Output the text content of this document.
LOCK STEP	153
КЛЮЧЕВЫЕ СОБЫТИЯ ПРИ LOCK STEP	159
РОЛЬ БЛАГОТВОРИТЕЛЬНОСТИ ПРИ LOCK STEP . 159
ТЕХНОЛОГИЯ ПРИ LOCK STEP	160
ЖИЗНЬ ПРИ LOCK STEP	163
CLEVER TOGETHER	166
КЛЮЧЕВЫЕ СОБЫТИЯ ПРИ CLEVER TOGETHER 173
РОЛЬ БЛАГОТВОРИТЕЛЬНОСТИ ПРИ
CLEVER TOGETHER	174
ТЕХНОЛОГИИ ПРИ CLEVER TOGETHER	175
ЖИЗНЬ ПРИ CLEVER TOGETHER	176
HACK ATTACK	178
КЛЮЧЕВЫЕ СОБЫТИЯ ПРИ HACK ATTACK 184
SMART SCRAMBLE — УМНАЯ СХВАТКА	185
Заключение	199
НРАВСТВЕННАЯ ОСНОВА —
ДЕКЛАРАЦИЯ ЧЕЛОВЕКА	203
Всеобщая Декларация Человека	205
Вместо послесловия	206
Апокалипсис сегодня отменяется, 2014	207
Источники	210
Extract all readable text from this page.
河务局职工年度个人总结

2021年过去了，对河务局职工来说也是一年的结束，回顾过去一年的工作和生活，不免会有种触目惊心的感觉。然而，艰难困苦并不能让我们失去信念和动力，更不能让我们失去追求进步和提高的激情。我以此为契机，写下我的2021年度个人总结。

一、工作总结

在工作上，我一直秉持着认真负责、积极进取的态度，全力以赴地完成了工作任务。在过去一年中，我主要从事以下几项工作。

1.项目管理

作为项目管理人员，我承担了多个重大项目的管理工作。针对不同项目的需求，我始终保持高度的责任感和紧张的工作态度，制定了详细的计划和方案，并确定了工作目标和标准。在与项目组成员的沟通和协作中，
------------------------
Given exercise: Determine the count of lines in the data above with the string "this" in them, and give that count alone.

Exercise response: 2